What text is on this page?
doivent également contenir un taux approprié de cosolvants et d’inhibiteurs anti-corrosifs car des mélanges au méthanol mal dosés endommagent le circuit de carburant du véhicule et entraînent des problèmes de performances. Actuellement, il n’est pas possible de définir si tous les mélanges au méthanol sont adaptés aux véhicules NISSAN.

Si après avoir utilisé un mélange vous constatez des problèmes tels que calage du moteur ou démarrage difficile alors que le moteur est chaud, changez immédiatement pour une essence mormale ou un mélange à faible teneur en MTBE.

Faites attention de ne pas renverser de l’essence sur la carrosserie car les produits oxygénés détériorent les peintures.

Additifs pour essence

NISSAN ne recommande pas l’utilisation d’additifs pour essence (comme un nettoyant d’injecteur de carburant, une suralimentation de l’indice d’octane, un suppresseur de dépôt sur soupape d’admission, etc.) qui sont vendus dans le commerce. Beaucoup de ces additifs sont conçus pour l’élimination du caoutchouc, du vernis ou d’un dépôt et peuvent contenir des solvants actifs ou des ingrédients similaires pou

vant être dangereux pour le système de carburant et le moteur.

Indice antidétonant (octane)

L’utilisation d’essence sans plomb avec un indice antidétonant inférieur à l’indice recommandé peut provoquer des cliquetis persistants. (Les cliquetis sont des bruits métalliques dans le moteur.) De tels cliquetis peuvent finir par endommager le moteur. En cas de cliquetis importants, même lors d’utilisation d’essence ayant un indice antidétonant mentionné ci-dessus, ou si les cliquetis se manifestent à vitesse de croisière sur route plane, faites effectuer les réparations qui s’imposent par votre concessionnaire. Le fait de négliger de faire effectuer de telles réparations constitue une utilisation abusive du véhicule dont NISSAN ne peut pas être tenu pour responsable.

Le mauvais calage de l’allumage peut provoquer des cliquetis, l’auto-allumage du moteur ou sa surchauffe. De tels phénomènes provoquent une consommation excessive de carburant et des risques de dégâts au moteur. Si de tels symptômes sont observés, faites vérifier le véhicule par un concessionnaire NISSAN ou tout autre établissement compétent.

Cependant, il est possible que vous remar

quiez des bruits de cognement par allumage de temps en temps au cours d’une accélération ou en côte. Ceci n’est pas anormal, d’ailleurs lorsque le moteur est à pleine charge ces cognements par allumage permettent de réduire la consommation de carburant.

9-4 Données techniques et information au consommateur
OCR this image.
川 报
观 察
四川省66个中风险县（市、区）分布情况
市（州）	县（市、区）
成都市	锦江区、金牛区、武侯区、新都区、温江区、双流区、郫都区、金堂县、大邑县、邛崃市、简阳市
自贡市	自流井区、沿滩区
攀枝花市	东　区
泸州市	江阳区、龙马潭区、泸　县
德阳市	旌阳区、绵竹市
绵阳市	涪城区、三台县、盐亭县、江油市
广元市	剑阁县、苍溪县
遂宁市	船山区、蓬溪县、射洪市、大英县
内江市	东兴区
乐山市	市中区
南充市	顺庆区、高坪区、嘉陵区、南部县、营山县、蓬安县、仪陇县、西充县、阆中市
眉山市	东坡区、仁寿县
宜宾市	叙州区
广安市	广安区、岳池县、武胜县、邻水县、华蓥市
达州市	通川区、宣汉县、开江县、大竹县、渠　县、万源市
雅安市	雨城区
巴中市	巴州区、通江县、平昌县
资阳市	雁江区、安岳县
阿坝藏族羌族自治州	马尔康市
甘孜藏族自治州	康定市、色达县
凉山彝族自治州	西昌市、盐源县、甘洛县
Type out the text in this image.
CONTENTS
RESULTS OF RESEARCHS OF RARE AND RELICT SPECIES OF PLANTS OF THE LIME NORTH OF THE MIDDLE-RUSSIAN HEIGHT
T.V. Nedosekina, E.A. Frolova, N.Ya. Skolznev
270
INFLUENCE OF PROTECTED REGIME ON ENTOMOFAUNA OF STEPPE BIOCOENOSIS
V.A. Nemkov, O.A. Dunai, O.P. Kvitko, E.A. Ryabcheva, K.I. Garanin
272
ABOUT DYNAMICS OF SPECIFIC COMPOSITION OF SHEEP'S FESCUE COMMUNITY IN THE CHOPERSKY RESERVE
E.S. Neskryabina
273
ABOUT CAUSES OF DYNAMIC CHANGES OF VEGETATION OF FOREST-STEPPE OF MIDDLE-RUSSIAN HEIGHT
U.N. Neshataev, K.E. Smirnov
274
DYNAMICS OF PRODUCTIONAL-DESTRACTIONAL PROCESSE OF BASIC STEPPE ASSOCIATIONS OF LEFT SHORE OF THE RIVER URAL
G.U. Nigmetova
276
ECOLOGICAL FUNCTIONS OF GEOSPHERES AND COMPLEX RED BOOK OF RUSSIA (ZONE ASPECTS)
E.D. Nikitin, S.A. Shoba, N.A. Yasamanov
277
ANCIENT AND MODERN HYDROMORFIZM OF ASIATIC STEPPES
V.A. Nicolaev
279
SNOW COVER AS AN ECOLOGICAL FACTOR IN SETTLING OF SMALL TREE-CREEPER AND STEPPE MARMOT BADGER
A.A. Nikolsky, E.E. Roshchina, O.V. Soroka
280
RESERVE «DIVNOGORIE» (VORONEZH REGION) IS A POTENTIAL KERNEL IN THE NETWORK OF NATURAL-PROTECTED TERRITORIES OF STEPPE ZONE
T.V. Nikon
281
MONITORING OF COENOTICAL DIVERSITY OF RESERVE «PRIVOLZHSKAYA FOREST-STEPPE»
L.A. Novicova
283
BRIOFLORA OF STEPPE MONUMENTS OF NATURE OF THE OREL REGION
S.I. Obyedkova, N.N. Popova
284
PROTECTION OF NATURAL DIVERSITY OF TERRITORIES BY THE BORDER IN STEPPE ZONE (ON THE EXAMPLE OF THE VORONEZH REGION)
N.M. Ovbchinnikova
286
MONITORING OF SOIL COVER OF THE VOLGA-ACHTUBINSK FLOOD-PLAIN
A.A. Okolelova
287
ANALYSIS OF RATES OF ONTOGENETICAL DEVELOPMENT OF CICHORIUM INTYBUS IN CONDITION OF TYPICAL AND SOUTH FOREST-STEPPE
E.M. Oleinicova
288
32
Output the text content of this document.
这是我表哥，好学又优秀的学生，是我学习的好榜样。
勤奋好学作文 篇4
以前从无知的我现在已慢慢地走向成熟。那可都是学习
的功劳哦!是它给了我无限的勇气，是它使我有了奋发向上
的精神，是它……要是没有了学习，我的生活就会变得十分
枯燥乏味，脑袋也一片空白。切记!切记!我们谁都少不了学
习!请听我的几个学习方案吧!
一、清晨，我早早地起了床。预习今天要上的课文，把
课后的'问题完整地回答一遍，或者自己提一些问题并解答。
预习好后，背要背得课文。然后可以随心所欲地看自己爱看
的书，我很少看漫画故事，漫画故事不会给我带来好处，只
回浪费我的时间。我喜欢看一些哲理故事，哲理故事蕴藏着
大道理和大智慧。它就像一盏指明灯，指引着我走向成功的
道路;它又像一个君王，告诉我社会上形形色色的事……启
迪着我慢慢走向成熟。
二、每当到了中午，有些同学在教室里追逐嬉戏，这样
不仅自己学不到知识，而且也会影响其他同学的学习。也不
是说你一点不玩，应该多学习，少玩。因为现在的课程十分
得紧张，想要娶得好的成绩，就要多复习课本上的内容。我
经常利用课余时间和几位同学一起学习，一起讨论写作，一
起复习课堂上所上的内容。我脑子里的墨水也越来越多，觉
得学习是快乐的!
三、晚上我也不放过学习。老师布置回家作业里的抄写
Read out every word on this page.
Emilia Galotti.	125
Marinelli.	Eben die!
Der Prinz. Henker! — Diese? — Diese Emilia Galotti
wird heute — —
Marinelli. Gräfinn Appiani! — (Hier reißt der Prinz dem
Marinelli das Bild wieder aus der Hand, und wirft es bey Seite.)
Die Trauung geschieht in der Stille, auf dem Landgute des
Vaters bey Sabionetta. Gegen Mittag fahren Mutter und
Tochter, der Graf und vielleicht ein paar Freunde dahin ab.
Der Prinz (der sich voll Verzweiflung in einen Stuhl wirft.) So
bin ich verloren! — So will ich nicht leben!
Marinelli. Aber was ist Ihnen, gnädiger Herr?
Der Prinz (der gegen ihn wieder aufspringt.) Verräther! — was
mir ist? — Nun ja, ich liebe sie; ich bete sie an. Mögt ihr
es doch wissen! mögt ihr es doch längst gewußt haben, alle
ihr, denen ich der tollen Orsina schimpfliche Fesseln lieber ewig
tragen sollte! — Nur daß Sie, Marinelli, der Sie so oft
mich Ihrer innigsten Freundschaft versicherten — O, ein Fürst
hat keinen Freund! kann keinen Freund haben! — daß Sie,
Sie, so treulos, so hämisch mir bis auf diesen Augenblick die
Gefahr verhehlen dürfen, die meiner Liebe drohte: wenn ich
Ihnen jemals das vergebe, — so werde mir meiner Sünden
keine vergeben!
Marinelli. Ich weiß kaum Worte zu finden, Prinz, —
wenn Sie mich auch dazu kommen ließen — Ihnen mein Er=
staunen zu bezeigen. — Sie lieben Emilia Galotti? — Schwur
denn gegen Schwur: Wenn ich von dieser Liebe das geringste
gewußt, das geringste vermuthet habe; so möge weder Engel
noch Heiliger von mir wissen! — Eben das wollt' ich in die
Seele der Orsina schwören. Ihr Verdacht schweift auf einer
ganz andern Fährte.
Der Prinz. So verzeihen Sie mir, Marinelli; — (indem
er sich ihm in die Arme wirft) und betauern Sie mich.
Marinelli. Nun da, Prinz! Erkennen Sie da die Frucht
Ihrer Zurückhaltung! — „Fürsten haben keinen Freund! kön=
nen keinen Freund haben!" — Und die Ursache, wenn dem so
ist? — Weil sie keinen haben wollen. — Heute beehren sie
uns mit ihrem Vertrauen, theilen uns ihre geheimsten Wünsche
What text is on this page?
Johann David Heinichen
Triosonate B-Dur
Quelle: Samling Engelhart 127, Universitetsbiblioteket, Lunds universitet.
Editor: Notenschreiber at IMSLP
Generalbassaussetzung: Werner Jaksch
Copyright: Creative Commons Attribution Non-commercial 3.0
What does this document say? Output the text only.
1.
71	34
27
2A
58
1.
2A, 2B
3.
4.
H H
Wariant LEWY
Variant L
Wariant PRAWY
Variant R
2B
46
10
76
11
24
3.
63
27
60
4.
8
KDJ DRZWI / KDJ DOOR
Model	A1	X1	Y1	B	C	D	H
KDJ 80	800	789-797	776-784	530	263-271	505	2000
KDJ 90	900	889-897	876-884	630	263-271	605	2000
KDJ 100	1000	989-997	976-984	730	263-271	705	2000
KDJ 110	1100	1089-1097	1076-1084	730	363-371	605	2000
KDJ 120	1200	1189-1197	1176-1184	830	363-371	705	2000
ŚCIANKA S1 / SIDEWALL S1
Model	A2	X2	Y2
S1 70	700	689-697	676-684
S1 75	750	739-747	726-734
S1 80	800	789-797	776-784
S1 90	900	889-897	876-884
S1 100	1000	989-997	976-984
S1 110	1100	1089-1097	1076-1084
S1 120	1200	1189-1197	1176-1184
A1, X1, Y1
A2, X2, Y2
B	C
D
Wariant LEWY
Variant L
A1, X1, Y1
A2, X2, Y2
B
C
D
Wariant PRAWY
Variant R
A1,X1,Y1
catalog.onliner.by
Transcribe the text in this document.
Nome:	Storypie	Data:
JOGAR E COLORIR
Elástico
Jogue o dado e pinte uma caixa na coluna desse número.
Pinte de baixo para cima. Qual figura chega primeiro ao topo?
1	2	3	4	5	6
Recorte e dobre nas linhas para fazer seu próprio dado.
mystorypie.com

::::::::::

▶ [Short problem]:
Look through the records and gather each line with the word "RUSSIAN".

▶ [Correct output]:
RESULTS OF RESEARCHS OF RARE AND RELICT SPECIES OF PLANTS OF THE LIME NORTH OF THE MIDDLE-RUSSIAN HEIGHT
ABOUT CAUSES OF DYNAMIC CHANGES OF VEGETATION OF FOREST-STEPPE OF MIDDLE-RUSSIAN HEIGHT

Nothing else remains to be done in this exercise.